#### Quoted passage
Review of O’Reilly’s Learning Python, 5th Edition

I’ve been programming in Python for a few years now (I can pretty much mark the beginning because of starting at Red Hat). Since picking it up, I’ve fallen in love with the language and have a few books on the subject. One of the most indispensable books I have is Learning Python 3rd Edition published by O’Reilly. Recently I received a copy of the 5th Edition for review.

learning-python

My first reaction was that it was no mere book, but a tome. The 3rd Edition was no slouch, weighing in at 700 pages, but the 5th Edition is a hefty 1540 pages, over twice the size! This edition was released in June 2013 (ISBN 978-1-449-35573-9); the previous edition that I owned (the 3rd) was published in October 2007. This new edition was updated to cover Python versions 3.3 and 2.7 (the 4th Edition covered 2.6 and 3.0/3.1, so I imagine it too had a hefty size increase over the 3rd Edition).

#### Supplied information

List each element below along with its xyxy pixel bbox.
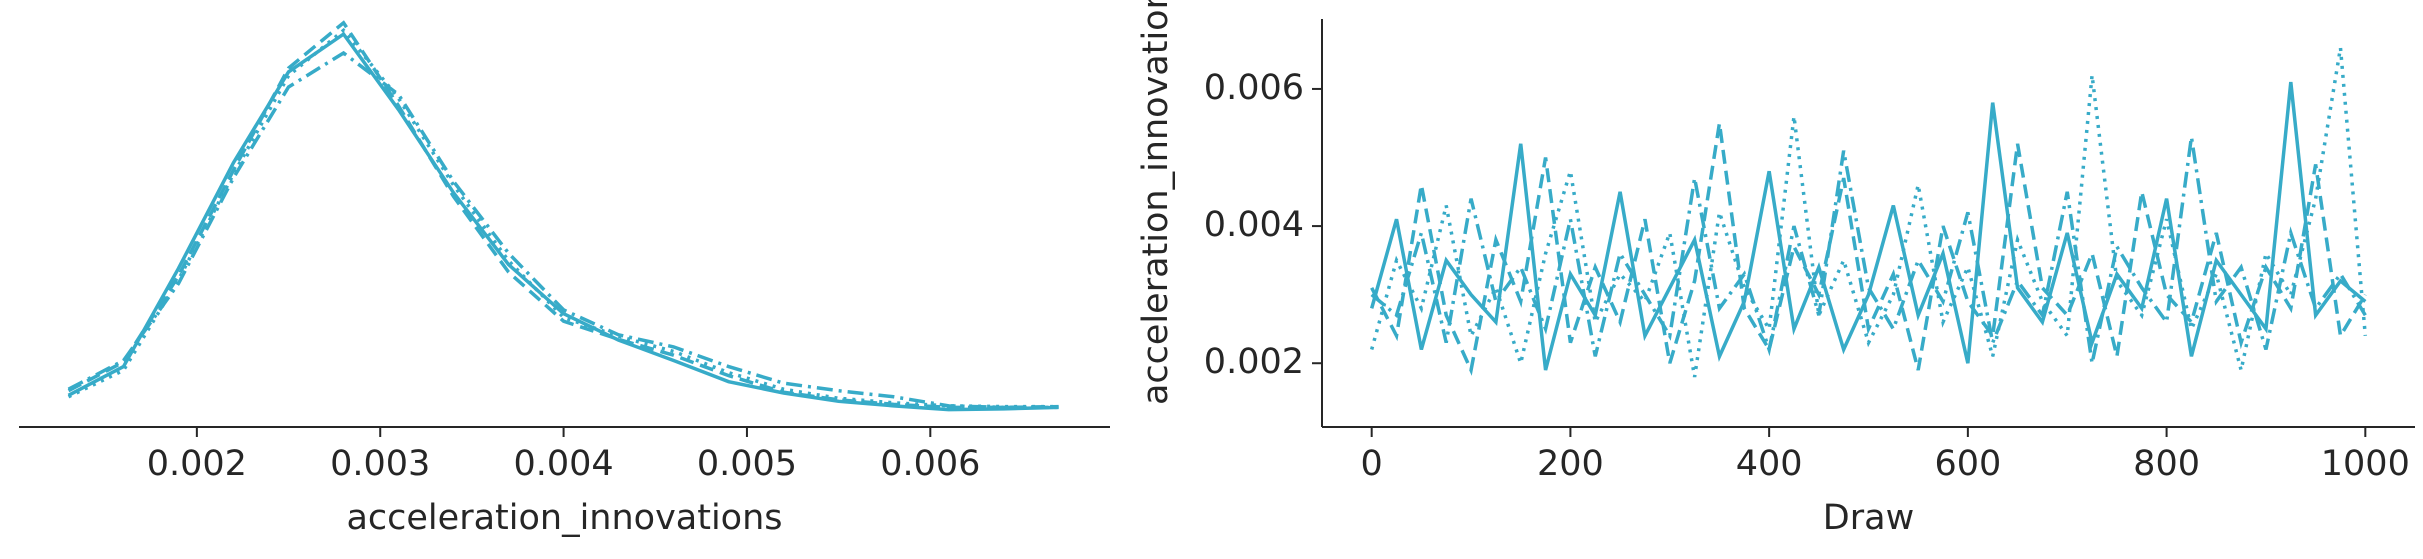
x-tick-label: 0.006 — [880, 444, 980, 484]
x-tick-label: 0.004 — [513, 444, 613, 484]
x-axis-label: acceleration_innovations — [346, 498, 782, 538]
series-line — [67, 20, 1059, 410]
x-tick-label: 0.003 — [330, 444, 430, 484]
x-tick-label: 0.005 — [697, 444, 797, 484]
x-tick-label: 400 — [1736, 444, 1803, 484]
series-line — [67, 50, 1059, 410]
x-axis-label: Draw — [1823, 498, 1914, 538]
series-line — [1369, 81, 2367, 371]
y-axis-label: acceleration_innovations — [1136, 0, 1176, 405]
y-tick-label: 0.006 — [1204, 68, 1304, 108]
y-tick-label: 0.002 — [1204, 342, 1304, 382]
series-line — [67, 27, 1059, 409]
x-tick-label: 1000 — [2321, 444, 2410, 484]
x-tick-label: 600 — [1934, 444, 2001, 484]
x-tick-label: 0.002 — [147, 444, 247, 484]
series-line — [1369, 47, 2368, 378]
series-line — [1370, 122, 2367, 376]
y-tick-label: 0.004 — [1204, 205, 1304, 245]
x-tick-label: 800 — [2133, 444, 2200, 484]
series-line — [1370, 136, 2367, 364]
x-tick-label: 0 — [1361, 444, 1383, 484]
series-line — [67, 31, 1059, 412]
x-tick-label: 200 — [1537, 444, 1604, 484]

#### Directives
A) Update the Learning Python review from "My first reaction" to "the 3rd Edition).", replacing "tome" with "volume".
B) Carry the Learning Python review forward from its final sentence.

#### Task-by-task outputs
A)
My first reaction was that it was no mere book, but a volume. The 3rd Edition was no slouch, weighing in at 700 pages, but the 5th Edition is a hefty 1540 pages, over twice the size! This edition was released in June 2013 (ISBN 978-1-449-35573-9); the previous edition that I owned (the 3rd) was published in October 2007. This new edition was updated to cover Python versions 3.3 and 2.7 (the 4th Edition covered 2.6 and 3.0/3.1, so I imagine it too had a hefty size increase over the 3rd Edition).

B)
Before I go further with the review I have to note that Learning Python 3rd Edition is nearly always on my desk. I referenced that book all the time. With the number of alternatives out there (searching on the internet or looking at other books that I have, such as Programming Python, the Python Cookbook, and Python in a Nutshell), this is the one book I used all the time. It is worn, crinkled, dirty, and probably sticky in a few spots as well. However, I’m not one to read books like this from front to back — I use them as reference material for areas that interest me or I need help with (or I need to brush up on).

The first section of the book, “Getting Started” goes into the basics of Python: what it is, what it’s used for, how to use it, why you would use it, and so forth. The 5th Edition expands on this, particular in regards to version 3.3 and its new options in Windows. This is all the really basic stuff, explained quite well and great for those interested in getting into Python without a lot of knowledge of the language. Those more experienced with Python will likely skip this section for the most part, but there are some good bits in here.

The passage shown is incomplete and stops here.